**What you need to do**
Pick out each line in these entries that contains the string "Australian".

[Collection entries]
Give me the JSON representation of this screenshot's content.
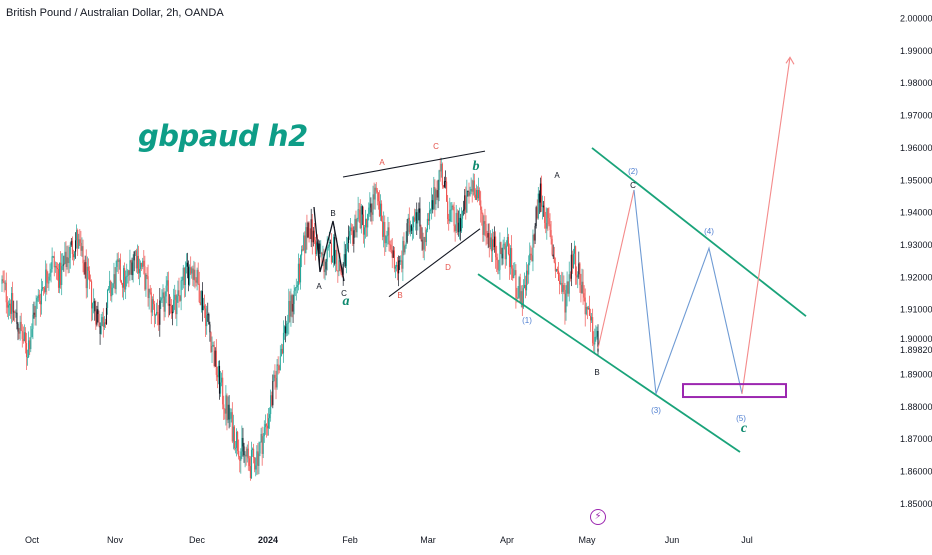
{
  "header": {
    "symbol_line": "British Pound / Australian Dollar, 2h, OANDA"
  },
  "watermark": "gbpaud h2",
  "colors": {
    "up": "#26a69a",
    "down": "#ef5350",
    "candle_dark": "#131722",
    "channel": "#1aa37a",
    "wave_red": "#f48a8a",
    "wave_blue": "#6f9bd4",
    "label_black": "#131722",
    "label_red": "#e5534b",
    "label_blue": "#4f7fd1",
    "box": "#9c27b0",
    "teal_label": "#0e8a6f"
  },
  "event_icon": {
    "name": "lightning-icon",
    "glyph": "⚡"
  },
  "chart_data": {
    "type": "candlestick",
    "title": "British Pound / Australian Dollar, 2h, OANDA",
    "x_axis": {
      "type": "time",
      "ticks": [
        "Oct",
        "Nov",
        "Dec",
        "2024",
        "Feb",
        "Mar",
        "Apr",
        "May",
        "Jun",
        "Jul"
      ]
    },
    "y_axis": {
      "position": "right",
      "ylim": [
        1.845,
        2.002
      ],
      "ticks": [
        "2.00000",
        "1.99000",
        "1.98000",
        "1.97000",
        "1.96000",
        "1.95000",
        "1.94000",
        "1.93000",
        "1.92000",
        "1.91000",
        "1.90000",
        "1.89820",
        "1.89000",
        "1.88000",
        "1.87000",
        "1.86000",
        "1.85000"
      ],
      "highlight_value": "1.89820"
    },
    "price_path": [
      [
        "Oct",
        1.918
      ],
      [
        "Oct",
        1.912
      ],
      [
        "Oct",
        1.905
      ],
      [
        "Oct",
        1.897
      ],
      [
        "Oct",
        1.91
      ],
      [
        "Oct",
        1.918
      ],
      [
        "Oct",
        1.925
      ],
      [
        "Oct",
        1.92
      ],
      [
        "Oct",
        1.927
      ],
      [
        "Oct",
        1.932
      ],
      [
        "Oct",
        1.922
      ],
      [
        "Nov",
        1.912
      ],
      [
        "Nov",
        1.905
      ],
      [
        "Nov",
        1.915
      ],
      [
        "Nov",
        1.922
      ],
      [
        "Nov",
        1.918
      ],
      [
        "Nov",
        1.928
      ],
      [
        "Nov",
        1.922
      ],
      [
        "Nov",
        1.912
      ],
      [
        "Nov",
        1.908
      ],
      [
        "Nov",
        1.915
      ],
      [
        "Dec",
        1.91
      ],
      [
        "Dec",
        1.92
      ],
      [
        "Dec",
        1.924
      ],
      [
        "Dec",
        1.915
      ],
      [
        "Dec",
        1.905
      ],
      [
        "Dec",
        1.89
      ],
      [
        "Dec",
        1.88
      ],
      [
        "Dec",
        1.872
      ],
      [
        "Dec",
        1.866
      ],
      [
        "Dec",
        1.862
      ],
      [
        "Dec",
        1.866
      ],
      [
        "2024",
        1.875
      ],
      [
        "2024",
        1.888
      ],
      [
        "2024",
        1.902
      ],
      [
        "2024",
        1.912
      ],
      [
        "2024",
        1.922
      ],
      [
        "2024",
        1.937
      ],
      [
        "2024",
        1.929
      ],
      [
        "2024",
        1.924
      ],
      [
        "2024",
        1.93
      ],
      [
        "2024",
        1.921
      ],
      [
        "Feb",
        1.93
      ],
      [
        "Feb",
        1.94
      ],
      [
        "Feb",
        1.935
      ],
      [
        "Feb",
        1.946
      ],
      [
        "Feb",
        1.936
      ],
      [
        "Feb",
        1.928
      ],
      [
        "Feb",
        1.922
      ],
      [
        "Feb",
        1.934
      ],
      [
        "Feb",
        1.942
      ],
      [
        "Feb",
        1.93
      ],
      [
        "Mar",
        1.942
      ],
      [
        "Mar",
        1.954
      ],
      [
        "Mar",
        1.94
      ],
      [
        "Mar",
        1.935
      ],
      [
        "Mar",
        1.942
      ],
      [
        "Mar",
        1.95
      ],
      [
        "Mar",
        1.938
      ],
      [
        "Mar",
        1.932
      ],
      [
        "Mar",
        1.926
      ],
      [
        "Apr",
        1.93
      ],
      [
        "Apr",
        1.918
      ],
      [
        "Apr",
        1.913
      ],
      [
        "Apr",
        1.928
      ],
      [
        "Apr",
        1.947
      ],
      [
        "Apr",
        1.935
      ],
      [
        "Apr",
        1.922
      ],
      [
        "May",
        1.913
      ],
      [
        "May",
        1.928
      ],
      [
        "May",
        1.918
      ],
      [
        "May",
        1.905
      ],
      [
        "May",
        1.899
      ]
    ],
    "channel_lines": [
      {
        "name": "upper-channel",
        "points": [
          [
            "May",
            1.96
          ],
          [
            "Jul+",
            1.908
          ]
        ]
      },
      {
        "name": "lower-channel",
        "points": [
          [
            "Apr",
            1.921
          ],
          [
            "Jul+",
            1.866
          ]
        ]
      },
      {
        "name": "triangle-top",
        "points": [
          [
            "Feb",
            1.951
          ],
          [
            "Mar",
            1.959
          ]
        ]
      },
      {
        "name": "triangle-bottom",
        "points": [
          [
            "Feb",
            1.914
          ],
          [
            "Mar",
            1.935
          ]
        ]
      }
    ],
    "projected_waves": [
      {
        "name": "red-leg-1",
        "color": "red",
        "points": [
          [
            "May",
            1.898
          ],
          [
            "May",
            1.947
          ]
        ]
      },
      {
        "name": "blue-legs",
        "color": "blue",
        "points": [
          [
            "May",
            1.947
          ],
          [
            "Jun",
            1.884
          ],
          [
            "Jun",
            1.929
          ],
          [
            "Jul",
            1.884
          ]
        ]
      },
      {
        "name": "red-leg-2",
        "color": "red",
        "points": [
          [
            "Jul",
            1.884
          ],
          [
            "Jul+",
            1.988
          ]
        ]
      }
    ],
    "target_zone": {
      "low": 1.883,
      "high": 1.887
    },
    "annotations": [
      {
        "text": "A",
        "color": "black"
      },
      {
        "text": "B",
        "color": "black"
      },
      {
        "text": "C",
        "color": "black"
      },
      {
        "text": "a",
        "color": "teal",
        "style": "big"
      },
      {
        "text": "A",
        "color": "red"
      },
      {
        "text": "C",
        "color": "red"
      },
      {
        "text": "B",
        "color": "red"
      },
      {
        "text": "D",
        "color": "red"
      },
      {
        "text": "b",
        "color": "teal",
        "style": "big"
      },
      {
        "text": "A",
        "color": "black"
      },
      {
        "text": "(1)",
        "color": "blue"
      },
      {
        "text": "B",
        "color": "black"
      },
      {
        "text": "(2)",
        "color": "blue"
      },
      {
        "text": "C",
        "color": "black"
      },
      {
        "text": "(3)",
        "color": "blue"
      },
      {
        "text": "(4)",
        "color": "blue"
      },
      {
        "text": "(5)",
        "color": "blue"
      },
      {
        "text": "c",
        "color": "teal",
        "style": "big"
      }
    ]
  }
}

---

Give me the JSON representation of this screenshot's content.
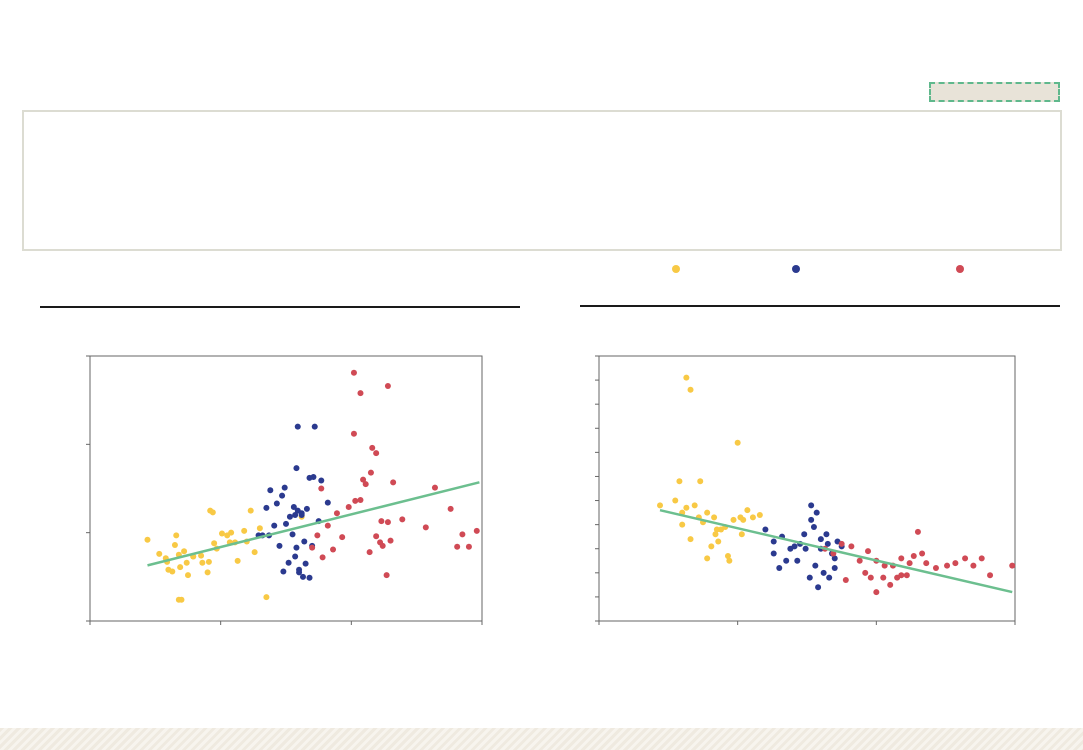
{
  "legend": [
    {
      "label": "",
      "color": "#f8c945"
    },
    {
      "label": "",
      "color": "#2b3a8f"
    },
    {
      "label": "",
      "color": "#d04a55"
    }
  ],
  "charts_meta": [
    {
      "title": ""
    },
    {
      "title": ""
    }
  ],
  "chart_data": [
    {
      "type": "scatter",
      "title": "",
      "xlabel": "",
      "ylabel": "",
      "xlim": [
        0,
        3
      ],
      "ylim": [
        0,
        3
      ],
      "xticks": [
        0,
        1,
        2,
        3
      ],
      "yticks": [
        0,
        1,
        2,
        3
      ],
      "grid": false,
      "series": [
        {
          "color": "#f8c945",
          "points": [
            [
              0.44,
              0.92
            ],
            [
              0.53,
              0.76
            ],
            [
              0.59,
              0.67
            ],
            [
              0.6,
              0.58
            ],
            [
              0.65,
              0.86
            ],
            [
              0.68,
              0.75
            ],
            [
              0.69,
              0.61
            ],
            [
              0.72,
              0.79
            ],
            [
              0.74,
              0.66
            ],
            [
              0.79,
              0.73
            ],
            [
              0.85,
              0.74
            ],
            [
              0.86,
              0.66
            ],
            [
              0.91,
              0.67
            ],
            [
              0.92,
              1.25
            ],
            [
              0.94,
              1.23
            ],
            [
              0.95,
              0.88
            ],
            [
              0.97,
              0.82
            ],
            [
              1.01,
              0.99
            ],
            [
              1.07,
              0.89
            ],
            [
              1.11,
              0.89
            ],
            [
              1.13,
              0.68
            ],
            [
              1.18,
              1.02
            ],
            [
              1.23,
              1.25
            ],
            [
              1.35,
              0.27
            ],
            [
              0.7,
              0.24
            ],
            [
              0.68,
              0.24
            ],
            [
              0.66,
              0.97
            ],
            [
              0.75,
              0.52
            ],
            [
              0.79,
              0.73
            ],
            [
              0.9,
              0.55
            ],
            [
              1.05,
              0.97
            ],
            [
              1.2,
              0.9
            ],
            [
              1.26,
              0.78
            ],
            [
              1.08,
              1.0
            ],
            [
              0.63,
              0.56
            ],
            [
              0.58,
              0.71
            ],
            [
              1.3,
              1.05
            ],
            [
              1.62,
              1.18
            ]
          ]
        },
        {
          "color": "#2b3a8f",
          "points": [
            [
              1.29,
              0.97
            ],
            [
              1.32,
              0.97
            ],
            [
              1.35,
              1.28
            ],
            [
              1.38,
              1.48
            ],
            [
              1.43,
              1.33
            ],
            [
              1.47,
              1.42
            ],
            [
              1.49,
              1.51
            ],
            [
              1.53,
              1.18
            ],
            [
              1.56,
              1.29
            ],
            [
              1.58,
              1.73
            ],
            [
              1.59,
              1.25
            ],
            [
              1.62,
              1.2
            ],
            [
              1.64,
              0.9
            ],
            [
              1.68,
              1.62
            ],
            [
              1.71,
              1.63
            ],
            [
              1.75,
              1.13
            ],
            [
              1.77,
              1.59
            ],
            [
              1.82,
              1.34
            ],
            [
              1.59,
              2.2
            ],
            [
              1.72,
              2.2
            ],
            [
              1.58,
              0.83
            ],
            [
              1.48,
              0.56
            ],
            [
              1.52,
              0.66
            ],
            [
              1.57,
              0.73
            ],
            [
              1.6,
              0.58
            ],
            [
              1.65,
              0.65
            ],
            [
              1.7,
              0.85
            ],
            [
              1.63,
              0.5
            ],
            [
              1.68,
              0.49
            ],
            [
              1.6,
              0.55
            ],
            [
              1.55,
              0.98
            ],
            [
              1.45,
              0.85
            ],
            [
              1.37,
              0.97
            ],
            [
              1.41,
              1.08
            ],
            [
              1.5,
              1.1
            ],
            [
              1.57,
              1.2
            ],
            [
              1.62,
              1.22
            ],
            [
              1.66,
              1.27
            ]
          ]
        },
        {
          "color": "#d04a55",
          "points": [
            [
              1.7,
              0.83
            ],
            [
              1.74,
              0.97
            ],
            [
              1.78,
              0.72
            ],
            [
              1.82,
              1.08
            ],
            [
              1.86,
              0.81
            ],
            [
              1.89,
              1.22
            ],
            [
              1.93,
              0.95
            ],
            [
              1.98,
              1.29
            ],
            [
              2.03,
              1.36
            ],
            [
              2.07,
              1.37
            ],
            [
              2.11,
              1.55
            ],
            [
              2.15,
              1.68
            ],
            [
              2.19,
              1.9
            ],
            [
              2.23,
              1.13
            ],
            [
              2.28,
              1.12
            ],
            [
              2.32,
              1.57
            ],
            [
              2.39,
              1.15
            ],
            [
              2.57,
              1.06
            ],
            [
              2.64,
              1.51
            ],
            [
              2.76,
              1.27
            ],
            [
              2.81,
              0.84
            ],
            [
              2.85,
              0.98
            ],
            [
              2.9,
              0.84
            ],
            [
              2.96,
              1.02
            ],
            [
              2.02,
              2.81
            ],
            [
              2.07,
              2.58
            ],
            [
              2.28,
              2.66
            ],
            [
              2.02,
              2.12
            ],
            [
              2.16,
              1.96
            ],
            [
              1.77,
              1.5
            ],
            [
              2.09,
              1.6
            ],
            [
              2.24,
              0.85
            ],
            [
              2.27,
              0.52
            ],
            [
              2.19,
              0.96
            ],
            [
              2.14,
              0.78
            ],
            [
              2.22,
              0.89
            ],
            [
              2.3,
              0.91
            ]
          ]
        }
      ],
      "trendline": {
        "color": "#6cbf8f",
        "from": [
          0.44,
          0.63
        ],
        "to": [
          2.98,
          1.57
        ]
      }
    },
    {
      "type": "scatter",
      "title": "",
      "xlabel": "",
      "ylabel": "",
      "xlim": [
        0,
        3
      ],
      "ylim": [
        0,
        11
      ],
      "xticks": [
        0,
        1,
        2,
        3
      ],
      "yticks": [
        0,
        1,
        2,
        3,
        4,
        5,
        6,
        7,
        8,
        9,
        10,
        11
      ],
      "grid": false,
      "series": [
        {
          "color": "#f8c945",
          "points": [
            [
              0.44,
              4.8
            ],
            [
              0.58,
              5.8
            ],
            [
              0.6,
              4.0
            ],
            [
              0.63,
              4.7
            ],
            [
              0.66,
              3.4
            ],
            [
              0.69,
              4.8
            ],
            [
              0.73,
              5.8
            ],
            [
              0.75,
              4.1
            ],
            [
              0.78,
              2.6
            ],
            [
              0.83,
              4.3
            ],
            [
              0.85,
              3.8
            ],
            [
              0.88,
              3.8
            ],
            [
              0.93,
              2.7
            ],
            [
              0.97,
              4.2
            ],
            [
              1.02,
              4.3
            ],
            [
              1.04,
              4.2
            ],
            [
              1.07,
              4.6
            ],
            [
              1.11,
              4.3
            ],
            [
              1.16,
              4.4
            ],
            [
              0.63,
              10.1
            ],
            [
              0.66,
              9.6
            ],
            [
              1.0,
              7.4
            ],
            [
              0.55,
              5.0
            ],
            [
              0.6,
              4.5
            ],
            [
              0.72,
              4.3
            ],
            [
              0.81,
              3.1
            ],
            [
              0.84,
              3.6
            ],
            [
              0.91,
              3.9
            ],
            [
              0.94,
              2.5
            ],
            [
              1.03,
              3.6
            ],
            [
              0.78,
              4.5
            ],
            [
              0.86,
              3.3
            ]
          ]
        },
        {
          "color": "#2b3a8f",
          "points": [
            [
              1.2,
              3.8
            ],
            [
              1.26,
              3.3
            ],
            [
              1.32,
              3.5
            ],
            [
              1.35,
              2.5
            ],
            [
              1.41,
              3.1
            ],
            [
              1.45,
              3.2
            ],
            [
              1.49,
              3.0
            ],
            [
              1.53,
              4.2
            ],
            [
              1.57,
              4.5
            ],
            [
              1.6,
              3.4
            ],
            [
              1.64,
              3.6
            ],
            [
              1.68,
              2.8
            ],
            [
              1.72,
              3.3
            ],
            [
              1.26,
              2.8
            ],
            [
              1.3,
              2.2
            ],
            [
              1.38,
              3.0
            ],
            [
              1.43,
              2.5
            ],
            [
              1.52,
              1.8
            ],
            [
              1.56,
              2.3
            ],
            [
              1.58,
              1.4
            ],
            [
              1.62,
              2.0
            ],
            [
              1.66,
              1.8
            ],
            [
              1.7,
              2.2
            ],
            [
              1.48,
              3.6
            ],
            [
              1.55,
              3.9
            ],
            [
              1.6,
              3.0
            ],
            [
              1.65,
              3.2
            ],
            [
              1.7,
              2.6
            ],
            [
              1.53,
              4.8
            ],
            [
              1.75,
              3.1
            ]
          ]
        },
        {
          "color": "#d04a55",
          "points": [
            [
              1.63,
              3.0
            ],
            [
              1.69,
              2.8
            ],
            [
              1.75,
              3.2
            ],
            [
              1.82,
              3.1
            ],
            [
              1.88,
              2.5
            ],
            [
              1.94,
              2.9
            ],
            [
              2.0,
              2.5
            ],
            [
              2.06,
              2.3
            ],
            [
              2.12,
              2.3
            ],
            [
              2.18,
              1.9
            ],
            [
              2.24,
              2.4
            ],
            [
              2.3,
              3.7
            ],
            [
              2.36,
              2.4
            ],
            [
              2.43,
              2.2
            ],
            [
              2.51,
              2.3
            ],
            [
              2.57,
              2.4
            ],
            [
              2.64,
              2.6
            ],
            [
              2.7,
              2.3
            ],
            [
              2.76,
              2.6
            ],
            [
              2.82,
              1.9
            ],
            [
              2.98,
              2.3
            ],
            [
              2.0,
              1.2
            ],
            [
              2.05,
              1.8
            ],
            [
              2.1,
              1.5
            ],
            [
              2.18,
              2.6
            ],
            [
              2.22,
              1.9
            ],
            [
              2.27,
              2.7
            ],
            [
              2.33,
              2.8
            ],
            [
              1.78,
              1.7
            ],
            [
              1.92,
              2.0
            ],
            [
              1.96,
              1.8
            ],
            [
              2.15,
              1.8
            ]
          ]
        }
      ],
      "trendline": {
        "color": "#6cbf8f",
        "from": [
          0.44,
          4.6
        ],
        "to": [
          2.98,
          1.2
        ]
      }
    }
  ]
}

**Reply to the exercise**
    "symbol_line": "British Pound / Australian Dollar, 2h, OANDA"
    "title": "British Pound / Australian Dollar, 2h, OANDA",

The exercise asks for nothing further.